Extract all lines in the data that contain the word "title".

-*-*-

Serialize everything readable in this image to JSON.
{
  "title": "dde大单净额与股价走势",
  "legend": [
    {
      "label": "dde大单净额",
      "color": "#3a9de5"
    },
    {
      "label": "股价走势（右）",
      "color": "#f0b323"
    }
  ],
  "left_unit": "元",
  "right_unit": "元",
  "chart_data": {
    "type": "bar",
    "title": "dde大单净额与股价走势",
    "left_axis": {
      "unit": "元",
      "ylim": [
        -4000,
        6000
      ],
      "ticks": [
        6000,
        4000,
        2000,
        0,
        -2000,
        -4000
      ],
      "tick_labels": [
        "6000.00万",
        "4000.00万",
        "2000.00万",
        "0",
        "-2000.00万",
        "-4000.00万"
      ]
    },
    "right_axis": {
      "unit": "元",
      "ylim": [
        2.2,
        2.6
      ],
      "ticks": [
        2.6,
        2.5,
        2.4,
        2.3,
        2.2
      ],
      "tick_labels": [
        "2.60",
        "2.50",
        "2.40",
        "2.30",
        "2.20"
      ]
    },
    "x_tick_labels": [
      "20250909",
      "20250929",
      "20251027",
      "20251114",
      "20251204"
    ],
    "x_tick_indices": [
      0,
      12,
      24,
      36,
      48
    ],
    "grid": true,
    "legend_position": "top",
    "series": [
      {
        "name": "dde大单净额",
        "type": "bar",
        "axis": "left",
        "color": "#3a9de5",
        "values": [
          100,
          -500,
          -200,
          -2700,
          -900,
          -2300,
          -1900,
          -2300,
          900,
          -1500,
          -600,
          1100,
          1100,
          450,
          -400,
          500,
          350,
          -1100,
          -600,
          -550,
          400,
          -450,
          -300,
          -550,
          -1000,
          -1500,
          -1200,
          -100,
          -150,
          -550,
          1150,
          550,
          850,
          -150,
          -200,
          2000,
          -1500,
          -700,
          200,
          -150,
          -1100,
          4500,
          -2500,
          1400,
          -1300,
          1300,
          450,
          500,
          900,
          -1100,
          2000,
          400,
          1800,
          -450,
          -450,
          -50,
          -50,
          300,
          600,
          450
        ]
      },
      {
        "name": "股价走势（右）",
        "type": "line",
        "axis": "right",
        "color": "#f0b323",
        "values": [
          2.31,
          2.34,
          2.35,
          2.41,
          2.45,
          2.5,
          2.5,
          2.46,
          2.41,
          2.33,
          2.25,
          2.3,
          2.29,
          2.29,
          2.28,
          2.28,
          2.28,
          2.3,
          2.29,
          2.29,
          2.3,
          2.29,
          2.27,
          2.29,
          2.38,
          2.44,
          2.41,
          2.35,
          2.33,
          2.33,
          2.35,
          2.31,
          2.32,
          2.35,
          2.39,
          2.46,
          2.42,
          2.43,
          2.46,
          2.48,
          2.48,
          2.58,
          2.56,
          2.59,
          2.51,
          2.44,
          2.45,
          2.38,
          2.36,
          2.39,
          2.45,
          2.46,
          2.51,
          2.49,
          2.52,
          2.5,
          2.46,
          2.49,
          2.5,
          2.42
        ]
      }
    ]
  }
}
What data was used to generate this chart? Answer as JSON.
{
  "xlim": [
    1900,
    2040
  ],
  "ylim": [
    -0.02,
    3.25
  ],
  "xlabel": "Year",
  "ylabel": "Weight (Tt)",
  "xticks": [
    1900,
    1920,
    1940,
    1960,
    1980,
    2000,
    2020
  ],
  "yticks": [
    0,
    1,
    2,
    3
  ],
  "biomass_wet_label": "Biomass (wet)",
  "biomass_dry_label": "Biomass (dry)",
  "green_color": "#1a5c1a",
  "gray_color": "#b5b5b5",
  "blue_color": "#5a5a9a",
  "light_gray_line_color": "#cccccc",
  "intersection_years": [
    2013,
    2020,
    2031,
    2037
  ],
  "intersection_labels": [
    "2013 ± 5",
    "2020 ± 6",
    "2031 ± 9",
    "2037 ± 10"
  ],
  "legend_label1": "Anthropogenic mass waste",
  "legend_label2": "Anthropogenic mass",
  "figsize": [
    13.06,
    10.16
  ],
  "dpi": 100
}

-*-*-

Task solution
  "title": "dde大单净额与股价走势",
    "title": "dde大单净额与股价走势",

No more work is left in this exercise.